To do - Find and return each line containing "label".

Excerpted data -
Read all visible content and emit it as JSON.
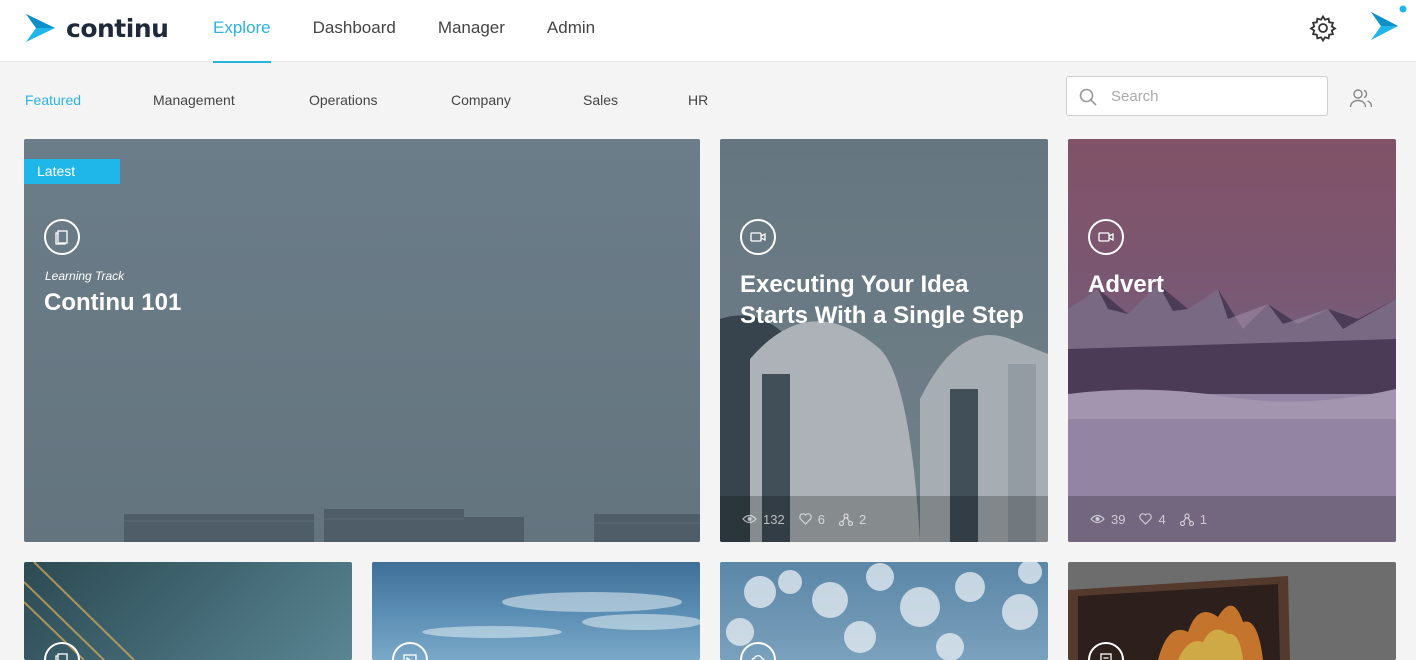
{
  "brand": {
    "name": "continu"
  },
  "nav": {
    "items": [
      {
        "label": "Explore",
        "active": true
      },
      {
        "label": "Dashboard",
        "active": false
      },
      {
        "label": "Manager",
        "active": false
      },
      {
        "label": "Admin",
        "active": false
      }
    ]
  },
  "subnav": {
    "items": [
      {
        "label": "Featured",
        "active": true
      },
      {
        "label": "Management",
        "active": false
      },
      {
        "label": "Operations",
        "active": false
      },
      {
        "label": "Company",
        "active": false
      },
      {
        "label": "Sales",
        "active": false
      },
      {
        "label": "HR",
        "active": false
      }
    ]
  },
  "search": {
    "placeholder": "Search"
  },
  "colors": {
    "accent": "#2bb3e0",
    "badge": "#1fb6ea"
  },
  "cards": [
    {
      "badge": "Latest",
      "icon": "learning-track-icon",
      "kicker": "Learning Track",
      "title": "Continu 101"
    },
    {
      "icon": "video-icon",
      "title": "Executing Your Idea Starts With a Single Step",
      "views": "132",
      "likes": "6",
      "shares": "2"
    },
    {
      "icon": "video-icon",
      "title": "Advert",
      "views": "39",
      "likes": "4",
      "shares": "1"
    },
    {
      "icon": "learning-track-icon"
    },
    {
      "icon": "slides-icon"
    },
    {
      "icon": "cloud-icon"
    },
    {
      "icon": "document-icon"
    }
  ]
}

Response for this exercise -
        "label": "Explore",
        "label": "Dashboard",
        "label": "Manager",
        "label": "Admin",
        "label": "Featured",
        "label": "Management",
        "label": "Operations",
        "label": "Company",
        "label": "Sales",
        "label": "HR",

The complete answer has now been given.